> **What you should do**
Which lines in the material below contain the word "owners"? Copy each of them.

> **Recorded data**
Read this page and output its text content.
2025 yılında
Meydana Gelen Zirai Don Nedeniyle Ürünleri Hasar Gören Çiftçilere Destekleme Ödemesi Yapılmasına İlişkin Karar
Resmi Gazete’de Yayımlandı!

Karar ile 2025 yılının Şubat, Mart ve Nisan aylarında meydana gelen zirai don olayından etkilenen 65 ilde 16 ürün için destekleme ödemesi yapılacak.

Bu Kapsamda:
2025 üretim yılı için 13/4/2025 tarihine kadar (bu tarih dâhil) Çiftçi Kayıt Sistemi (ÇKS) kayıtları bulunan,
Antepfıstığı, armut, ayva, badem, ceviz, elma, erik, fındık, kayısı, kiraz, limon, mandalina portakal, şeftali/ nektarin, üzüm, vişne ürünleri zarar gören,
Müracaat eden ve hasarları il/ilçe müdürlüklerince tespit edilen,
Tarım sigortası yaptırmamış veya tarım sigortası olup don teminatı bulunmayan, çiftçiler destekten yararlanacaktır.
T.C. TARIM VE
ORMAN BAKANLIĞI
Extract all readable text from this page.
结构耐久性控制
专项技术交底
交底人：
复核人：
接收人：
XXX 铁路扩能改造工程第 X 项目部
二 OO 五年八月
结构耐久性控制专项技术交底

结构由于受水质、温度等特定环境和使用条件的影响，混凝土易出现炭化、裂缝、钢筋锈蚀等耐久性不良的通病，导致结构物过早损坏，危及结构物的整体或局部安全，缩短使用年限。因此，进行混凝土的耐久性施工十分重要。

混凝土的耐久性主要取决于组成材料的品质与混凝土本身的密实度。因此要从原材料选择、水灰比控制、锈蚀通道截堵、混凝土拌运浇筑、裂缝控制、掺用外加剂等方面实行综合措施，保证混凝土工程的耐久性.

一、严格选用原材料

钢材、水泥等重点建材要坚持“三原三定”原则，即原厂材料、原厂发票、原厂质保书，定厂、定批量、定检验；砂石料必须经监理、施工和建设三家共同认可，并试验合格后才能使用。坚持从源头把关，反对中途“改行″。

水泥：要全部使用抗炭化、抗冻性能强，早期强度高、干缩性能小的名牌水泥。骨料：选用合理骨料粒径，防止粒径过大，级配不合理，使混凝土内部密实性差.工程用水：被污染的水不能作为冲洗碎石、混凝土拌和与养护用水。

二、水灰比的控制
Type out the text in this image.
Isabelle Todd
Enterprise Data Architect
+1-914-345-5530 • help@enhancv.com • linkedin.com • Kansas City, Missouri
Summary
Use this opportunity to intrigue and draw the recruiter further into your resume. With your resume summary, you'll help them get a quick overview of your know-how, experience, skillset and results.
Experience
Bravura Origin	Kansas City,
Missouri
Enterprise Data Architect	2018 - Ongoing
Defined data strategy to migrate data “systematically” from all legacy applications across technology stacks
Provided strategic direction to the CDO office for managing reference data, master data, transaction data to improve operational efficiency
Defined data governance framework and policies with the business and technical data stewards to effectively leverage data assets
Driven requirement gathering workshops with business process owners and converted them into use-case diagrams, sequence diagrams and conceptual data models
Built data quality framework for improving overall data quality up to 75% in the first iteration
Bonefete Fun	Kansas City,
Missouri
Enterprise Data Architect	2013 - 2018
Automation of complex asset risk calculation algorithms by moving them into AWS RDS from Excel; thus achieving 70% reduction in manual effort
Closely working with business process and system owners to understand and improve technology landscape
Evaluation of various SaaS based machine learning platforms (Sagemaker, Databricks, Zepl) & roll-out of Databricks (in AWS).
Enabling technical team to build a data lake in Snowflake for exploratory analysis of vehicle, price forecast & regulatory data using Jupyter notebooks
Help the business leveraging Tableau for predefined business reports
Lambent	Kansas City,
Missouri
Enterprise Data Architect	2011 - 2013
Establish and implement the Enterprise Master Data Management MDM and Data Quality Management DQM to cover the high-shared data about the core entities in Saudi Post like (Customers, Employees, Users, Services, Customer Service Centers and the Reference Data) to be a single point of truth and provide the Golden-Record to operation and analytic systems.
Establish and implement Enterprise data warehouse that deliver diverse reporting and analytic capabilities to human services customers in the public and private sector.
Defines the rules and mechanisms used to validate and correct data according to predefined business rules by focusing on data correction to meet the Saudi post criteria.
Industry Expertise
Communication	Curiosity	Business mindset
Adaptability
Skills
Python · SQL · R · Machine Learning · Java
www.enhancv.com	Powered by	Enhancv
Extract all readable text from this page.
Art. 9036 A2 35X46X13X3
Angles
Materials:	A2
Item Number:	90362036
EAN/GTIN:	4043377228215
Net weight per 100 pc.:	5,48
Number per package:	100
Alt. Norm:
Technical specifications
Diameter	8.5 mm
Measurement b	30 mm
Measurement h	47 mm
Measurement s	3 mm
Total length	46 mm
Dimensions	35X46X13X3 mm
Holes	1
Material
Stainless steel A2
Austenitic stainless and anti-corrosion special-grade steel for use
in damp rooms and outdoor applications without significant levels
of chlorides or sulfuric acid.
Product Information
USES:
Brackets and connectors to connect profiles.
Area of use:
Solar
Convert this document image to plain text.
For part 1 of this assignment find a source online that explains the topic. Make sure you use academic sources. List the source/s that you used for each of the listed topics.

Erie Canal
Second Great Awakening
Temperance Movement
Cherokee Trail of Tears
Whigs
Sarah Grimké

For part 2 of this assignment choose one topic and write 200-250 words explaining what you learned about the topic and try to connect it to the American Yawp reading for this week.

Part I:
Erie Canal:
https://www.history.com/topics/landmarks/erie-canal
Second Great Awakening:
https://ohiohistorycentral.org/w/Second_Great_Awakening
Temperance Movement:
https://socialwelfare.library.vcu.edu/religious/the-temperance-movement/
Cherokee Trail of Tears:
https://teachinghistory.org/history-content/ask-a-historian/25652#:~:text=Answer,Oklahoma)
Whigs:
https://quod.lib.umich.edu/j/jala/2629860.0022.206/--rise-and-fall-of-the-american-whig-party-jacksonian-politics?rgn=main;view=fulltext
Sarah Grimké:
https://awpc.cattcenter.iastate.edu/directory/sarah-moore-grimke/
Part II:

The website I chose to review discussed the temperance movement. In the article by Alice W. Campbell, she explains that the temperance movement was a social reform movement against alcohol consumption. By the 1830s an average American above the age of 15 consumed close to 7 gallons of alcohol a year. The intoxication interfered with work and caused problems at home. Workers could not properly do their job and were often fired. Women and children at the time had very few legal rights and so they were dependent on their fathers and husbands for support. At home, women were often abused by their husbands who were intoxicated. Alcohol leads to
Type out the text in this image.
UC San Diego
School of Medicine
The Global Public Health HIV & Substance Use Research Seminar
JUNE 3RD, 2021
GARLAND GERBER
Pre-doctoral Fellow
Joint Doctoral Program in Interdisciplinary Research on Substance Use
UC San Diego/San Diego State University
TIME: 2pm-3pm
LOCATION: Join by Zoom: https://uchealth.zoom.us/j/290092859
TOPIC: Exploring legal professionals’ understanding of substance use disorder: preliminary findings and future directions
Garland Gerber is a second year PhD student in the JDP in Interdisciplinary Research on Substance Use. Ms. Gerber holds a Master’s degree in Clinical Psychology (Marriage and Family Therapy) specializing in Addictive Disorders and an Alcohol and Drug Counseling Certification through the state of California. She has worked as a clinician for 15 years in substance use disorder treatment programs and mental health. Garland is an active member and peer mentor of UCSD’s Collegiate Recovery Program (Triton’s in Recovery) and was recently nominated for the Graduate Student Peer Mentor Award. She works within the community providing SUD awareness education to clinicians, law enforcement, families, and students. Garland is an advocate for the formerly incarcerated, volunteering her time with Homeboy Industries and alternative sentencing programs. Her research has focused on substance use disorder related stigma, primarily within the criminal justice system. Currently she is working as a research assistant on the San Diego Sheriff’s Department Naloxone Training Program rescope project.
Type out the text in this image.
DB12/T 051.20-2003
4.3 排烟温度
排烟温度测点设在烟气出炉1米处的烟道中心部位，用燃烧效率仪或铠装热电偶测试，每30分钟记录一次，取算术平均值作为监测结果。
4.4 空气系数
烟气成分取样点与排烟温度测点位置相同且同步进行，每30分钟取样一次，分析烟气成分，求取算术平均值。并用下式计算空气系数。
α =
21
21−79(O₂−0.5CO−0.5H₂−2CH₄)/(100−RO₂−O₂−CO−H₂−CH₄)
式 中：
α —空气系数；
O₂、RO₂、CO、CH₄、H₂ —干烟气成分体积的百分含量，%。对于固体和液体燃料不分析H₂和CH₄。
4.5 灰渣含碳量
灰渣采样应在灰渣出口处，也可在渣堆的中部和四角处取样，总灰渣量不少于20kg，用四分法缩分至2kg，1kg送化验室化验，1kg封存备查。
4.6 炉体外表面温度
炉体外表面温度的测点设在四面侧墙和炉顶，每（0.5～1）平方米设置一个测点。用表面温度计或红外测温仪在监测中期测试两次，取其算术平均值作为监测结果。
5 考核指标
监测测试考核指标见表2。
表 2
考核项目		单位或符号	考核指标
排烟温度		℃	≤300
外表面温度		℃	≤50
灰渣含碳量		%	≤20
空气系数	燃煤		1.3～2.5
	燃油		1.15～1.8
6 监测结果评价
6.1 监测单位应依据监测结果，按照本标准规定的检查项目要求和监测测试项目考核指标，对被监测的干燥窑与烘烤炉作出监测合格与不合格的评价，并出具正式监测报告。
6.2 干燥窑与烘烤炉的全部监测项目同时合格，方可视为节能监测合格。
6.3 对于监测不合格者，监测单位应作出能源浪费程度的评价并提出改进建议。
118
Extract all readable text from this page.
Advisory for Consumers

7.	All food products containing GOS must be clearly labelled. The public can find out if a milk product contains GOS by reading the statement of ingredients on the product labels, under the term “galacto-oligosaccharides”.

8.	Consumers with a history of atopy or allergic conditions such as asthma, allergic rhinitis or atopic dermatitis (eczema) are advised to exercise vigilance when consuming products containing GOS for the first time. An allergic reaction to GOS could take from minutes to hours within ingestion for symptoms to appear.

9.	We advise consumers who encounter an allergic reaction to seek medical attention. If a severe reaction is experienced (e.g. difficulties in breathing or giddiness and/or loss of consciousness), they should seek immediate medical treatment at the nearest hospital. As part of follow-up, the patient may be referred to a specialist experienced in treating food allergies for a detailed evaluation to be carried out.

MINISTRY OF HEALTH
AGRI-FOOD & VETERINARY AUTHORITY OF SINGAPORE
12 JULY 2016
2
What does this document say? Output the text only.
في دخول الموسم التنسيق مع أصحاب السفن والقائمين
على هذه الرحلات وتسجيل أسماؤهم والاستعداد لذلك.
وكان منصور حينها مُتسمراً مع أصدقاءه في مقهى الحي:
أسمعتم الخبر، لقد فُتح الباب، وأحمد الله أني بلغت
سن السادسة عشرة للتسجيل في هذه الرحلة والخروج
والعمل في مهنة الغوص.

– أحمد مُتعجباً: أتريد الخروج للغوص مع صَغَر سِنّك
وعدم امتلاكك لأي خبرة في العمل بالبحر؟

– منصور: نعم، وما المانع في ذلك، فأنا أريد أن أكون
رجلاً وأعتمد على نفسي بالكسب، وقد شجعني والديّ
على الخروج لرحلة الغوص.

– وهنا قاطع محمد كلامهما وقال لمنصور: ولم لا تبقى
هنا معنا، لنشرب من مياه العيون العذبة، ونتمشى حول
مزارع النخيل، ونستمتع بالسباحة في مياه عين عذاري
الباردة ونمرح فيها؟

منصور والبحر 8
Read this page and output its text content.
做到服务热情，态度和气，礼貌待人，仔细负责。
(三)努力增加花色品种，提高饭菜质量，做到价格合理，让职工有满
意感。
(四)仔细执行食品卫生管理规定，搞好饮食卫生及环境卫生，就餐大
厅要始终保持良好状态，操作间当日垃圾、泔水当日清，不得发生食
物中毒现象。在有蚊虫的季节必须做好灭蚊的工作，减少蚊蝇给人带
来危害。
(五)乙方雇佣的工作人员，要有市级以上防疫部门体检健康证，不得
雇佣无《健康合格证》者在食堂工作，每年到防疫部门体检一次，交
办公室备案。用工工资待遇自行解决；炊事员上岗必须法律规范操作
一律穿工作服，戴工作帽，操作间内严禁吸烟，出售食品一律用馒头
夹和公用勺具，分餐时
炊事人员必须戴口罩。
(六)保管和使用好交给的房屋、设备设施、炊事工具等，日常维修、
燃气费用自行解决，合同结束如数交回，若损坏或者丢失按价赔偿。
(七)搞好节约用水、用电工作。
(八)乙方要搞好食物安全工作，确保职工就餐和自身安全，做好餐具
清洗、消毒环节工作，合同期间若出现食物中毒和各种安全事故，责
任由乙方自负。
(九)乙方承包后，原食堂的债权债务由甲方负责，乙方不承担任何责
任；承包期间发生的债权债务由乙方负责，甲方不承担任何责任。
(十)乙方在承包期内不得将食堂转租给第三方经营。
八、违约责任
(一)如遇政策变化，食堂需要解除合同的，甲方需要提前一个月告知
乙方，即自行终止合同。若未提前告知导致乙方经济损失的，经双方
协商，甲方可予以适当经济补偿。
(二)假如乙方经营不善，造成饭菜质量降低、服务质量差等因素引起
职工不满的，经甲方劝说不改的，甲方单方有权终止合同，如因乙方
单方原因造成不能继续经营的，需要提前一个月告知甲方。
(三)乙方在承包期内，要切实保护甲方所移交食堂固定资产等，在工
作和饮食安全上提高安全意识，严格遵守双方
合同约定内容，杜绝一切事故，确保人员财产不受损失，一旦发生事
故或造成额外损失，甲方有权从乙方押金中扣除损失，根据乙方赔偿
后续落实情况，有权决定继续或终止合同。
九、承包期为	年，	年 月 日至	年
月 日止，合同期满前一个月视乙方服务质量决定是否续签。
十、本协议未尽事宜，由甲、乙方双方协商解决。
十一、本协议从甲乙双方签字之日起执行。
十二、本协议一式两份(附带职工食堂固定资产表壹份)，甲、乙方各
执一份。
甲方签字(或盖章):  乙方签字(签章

> **Solution for this exercise**
Driven requirement gathering workshops with business process owners and converted them into use-case diagrams, sequence diagrams and conceptual data models
Closely working with business process and system owners to understand and improve technology landscape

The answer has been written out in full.